GIVEN PROBLEM 1:
Set down the rows below without any change, beginning at the row that contains "extra-checkbox[interactable] bbox=[261, 502, 269, 510]" and stopping after the row that contains "prop-value[interactable] bbox=[173, 350, 252, 366]".

[Start PAGE TEXT]

System Info
transformers version: 5.4.0
- Platform: Linux-5.15.0-56-generic-x86_64-with-glibc2.35
- Python version: 3.13.5
- Huggingface_hub version: 1.8.0
- Safetensors version: 0.7.0
- Accelerate version: 1.13.0
- Accelerate config: not found
- DeepSpeed version: not installed
- PyTorch version (accelerator?): 2.8.0+cu128 (CUDA)
- Using distributed or parallel set-up in script?:
- Using GPU in script?:
- GPU type: NVIDIA A100-PCIE-40GB
Who can help?
@ArthurZucker @itazap
Information
Tasks
Reproduction
import transformers
print(f"transformers version: {transformers.__version__}")
print("Loading Mistral tokenizer with fix_mistral_regex=True ...")
from transformers import AutoTokenizer
tokenizer = AutoTokenizer.from_pretrained(
"mistralai/Mistral-Nemo-Instruct-2407",
trust_remote_code=True,
fix_mistral_regex=True,
)

[End PAGE TEXT]
[Start DATASET ROWS]

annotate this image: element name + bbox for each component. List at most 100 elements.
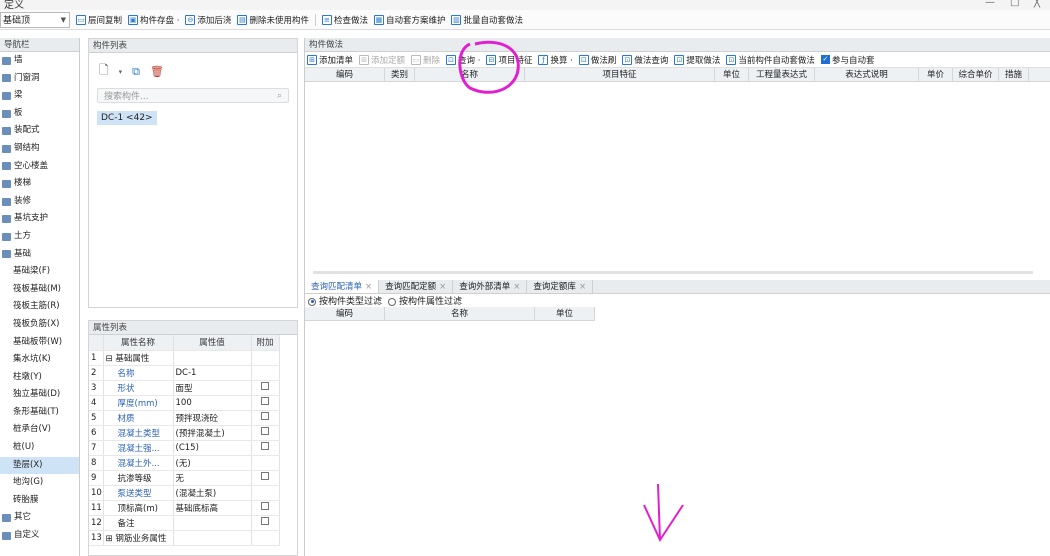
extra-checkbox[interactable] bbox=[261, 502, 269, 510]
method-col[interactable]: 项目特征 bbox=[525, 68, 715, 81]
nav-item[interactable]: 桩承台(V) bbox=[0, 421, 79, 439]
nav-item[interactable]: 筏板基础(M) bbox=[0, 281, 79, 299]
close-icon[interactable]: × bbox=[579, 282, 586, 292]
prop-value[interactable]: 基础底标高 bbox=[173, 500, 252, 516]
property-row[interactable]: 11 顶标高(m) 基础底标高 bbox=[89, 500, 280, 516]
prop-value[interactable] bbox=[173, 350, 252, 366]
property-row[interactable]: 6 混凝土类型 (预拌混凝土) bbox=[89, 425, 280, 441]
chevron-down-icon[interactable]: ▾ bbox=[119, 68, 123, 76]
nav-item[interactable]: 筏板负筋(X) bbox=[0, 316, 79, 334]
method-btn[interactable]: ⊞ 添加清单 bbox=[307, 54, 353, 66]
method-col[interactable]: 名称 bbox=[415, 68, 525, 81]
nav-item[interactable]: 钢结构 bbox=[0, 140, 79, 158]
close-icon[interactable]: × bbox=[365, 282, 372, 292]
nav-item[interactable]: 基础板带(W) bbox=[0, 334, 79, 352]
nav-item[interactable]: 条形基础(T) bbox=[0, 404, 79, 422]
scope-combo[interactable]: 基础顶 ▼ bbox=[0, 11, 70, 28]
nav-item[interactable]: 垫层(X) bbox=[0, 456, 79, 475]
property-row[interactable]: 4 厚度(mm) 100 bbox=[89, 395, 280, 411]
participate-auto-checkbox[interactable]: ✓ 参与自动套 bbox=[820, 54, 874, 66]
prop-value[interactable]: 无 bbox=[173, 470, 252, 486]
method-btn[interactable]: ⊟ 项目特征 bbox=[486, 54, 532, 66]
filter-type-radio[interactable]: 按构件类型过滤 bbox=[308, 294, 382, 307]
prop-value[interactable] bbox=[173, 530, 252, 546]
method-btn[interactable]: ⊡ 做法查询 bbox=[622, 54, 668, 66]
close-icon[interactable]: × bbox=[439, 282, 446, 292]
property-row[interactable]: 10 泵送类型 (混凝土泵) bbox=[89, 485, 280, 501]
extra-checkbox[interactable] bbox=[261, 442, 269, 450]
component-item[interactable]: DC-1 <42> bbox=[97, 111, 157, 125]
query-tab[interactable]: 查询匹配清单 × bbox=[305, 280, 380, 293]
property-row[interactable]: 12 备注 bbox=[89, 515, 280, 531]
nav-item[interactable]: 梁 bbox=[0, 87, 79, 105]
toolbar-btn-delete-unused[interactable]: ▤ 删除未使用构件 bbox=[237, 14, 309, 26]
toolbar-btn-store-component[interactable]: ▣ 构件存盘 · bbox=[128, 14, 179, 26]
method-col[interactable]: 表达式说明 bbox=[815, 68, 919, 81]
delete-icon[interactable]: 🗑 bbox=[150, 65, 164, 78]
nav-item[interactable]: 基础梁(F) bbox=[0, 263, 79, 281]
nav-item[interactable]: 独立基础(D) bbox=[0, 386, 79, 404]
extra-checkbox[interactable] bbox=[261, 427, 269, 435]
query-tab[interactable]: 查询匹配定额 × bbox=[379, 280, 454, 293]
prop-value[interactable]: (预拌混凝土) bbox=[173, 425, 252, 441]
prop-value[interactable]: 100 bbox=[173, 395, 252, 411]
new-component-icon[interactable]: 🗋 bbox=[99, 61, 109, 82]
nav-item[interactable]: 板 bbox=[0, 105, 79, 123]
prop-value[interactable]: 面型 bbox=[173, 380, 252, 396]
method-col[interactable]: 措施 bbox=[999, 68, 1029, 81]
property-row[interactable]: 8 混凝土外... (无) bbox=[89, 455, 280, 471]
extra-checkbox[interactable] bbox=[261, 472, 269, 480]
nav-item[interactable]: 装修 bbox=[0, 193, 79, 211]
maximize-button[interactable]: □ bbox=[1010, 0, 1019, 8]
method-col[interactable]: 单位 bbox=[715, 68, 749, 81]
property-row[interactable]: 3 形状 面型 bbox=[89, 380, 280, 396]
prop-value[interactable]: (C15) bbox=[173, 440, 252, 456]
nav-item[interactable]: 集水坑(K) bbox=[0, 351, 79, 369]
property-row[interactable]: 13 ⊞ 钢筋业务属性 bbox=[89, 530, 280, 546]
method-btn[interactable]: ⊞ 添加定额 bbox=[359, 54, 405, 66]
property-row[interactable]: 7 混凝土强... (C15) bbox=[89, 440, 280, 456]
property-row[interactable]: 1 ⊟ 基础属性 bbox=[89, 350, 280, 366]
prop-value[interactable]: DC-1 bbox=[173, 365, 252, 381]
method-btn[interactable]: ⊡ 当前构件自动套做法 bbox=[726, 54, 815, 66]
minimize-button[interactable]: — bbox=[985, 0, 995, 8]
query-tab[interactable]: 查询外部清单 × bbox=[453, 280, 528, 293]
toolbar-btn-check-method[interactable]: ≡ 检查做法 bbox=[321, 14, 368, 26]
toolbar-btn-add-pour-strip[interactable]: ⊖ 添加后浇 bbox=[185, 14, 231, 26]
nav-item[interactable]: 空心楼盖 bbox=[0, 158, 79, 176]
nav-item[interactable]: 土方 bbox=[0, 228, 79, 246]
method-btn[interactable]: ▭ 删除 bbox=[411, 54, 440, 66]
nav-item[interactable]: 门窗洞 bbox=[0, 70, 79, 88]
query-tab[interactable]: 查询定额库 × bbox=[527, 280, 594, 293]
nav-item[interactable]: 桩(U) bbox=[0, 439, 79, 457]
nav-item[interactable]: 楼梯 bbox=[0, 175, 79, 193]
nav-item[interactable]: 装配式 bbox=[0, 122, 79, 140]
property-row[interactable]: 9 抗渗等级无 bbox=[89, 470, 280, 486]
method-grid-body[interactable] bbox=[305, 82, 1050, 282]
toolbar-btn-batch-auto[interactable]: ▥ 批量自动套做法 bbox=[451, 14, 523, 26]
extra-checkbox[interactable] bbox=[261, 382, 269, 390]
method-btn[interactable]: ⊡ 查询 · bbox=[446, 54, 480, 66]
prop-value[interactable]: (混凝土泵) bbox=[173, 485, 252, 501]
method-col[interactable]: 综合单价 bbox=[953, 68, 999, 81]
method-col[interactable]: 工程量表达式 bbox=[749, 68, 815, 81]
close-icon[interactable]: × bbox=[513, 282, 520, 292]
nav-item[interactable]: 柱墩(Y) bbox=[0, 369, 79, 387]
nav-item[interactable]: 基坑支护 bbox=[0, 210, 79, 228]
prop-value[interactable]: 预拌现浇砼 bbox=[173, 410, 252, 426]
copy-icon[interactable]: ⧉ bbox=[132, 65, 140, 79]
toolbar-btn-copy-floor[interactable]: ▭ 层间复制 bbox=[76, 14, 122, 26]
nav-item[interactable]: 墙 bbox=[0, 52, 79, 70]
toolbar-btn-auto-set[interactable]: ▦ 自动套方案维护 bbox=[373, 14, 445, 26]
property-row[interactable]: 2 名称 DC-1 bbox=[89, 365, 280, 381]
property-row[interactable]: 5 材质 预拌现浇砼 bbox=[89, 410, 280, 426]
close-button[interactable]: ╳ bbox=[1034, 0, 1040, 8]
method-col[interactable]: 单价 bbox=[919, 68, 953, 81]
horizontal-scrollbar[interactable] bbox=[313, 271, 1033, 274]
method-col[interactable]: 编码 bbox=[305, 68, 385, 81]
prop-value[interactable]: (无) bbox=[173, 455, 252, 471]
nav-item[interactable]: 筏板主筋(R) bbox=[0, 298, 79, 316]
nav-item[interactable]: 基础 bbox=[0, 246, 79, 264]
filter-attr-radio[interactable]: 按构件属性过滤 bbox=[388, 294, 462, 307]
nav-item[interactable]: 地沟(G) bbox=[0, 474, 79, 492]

[End DATASET ROWS]

GIVEN PROBLEM 2:
From the transformers bug report above, extract the passage that begins at the words "System Info" and ends after the words "Who can help?", copying it word for word.

FULL ANSWER 1:
extra-checkbox[interactable] bbox=[261, 502, 269, 510]
method-col[interactable]: 项目特征 bbox=[525, 68, 715, 81]
nav-item[interactable]: 桩承台(V) bbox=[0, 421, 79, 439]
nav-item[interactable]: 筏板基础(M) bbox=[0, 281, 79, 299]
close-icon[interactable]: × bbox=[579, 282, 586, 292]
prop-value[interactable]: 基础底标高 bbox=[173, 500, 252, 516]
property-row[interactable]: 11 顶标高(m) 基础底标高 bbox=[89, 500, 280, 516]
prop-value[interactable] bbox=[173, 350, 252, 366]

FULL ANSWER 2:
System Info
transformers version: 5.4.0
- Platform: Linux-5.15.0-56-generic-x86_64-with-glibc2.35
- Python version: 3.13.5
- Huggingface_hub version: 1.8.0
- Safetensors version: 0.7.0
- Accelerate version: 1.13.0
- Accelerate config: not found
- DeepSpeed version: not installed
- PyTorch version (accelerator?): 2.8.0+cu128 (CUDA)
- Using distributed or parallel set-up in script?:
- Using GPU in script?:
- GPU type: NVIDIA A100-PCIE-40GB
Who can help?